→ **YOUR TASK**: Your task is to locate every line holding the string "departments" and to copy each of them.

(Collected data)
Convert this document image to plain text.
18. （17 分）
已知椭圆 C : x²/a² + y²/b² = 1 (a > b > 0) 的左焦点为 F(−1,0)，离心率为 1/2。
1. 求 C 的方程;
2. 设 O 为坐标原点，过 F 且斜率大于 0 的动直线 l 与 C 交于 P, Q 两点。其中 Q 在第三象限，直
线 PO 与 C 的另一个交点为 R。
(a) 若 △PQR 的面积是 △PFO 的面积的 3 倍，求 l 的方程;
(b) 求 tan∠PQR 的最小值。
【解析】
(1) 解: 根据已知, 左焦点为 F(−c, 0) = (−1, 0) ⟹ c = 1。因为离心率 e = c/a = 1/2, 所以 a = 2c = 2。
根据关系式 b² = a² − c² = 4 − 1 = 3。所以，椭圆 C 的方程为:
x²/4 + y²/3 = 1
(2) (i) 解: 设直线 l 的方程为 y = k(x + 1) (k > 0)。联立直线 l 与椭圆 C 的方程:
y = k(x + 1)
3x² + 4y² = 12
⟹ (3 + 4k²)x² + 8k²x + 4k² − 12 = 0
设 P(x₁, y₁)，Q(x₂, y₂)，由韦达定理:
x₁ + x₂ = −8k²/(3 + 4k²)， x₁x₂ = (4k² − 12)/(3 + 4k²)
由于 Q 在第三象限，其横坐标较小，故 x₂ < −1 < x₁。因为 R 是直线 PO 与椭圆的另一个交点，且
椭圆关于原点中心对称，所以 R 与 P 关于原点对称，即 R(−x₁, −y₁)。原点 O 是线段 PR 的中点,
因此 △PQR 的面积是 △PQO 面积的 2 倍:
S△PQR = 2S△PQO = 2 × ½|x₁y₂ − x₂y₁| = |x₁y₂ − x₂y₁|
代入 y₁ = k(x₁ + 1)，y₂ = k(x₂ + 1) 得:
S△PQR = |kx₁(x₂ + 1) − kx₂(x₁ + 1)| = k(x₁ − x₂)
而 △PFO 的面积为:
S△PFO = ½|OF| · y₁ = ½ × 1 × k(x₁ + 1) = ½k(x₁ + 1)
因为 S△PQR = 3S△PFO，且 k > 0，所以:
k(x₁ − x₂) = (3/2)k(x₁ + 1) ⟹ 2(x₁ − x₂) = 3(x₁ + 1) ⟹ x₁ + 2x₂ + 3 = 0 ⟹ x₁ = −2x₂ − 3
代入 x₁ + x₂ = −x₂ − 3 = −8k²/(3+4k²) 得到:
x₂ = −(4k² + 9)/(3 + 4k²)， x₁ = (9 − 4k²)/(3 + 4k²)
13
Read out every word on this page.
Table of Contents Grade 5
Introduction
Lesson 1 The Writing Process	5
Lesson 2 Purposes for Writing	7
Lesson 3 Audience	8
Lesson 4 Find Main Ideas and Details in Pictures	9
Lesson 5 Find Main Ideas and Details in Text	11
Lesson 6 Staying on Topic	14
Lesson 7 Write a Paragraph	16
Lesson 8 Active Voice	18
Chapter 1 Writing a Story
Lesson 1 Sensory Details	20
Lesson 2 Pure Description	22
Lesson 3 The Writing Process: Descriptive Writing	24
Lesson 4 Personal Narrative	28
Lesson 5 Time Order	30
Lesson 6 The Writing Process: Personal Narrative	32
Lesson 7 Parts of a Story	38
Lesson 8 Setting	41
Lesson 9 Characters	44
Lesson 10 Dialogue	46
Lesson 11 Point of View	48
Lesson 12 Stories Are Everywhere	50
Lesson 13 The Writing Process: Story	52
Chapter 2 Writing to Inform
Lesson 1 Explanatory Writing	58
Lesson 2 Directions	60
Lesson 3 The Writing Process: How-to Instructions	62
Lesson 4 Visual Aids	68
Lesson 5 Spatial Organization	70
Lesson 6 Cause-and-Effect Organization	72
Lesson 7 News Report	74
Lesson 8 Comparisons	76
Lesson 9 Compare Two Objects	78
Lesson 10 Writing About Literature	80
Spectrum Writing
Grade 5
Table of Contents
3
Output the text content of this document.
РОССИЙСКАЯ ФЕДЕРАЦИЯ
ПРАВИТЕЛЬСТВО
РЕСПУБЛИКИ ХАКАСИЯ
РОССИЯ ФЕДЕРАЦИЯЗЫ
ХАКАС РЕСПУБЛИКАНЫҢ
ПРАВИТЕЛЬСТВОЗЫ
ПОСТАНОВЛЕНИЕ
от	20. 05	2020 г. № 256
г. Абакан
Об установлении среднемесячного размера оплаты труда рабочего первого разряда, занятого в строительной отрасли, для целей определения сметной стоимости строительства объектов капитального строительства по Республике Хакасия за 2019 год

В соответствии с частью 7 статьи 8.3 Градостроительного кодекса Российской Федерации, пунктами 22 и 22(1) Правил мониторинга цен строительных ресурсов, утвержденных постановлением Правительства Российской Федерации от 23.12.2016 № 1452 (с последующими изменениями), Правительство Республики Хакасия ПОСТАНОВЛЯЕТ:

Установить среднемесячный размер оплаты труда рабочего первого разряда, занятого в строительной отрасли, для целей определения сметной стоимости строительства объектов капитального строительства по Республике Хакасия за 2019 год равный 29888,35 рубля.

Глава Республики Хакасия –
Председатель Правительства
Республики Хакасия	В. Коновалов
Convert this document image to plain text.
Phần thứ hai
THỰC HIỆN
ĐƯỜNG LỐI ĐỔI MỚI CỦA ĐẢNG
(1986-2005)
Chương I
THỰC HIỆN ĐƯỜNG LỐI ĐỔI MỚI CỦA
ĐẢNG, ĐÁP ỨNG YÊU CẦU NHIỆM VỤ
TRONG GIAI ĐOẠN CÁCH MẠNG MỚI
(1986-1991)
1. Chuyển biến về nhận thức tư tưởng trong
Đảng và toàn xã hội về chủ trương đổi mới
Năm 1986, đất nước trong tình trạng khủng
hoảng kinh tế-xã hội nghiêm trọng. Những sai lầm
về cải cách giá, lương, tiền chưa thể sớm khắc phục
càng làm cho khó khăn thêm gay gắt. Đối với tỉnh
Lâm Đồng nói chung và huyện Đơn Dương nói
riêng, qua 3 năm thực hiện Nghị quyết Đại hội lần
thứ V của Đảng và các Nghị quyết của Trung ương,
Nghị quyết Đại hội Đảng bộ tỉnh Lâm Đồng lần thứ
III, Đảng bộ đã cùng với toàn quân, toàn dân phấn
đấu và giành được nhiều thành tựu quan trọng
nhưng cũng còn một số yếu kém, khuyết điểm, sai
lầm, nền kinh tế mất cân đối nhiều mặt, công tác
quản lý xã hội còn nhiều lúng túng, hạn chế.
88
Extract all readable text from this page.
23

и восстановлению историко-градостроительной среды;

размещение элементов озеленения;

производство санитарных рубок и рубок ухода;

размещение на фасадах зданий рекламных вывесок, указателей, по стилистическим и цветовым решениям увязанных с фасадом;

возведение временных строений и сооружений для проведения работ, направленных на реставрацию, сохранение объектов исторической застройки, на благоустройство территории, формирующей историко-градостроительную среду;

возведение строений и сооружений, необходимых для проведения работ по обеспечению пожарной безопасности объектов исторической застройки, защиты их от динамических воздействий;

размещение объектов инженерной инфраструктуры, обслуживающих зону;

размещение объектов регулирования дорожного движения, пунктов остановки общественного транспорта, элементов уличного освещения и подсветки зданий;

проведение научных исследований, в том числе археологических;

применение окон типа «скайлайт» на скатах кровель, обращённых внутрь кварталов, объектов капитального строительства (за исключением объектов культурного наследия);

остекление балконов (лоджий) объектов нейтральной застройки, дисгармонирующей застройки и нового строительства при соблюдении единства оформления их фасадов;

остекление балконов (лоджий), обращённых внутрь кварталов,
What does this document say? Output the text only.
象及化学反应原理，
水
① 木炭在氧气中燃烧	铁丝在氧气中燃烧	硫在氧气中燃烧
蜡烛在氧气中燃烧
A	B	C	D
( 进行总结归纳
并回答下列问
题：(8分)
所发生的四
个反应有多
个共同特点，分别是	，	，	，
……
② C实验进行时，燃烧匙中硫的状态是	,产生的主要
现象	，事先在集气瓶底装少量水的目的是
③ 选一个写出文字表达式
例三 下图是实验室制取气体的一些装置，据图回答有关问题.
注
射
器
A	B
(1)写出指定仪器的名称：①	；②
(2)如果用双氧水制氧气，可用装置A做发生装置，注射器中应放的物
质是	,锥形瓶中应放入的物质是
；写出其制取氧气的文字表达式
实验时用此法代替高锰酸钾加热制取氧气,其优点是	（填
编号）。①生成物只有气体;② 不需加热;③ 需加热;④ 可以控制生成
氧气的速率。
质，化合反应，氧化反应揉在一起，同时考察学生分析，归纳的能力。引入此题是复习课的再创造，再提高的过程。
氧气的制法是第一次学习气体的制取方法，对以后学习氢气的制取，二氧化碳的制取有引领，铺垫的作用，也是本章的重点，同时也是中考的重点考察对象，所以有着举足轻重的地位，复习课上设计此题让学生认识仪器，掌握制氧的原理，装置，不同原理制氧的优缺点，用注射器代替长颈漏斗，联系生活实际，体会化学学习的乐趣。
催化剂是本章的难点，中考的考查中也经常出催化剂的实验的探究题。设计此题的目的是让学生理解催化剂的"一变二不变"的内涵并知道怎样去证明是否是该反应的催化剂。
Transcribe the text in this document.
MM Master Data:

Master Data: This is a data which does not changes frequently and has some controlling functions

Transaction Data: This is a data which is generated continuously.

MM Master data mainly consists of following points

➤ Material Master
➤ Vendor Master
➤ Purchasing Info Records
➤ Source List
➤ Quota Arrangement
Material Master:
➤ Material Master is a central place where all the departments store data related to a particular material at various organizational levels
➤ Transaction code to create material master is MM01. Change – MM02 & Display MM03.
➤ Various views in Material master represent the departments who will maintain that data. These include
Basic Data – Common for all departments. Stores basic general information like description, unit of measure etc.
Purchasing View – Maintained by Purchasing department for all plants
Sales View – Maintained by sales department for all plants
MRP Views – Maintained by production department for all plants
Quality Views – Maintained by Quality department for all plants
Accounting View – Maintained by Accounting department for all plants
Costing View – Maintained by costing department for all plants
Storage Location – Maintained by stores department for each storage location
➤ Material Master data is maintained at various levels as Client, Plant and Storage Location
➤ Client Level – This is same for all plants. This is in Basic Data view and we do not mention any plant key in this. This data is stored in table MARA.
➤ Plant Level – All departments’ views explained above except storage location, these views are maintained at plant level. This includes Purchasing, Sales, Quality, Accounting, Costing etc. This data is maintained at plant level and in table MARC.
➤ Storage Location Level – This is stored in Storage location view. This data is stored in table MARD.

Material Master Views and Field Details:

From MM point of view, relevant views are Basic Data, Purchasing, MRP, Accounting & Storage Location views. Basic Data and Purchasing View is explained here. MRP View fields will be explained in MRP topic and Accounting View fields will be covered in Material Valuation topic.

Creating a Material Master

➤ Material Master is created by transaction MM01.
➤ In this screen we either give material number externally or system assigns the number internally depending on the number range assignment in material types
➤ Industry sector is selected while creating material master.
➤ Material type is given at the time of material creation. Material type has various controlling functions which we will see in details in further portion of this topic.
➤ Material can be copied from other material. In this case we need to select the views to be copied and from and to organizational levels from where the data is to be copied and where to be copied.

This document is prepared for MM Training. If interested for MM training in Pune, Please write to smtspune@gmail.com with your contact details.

→ **RESULT**:
➤ Material Master is a central place where all the departments store data related to a particular material at various organizational levels
➤ Various views in Material master represent the departments who will maintain that data. These include
Basic Data – Common for all departments. Stores basic general information like description, unit of measure etc.
➤ Plant Level – All departments’ views explained above except storage location, these views are maintained at plant level. This includes Purchasing, Sales, Quality, Accounting, Costing etc. This data is maintained at plant level and in table MARC.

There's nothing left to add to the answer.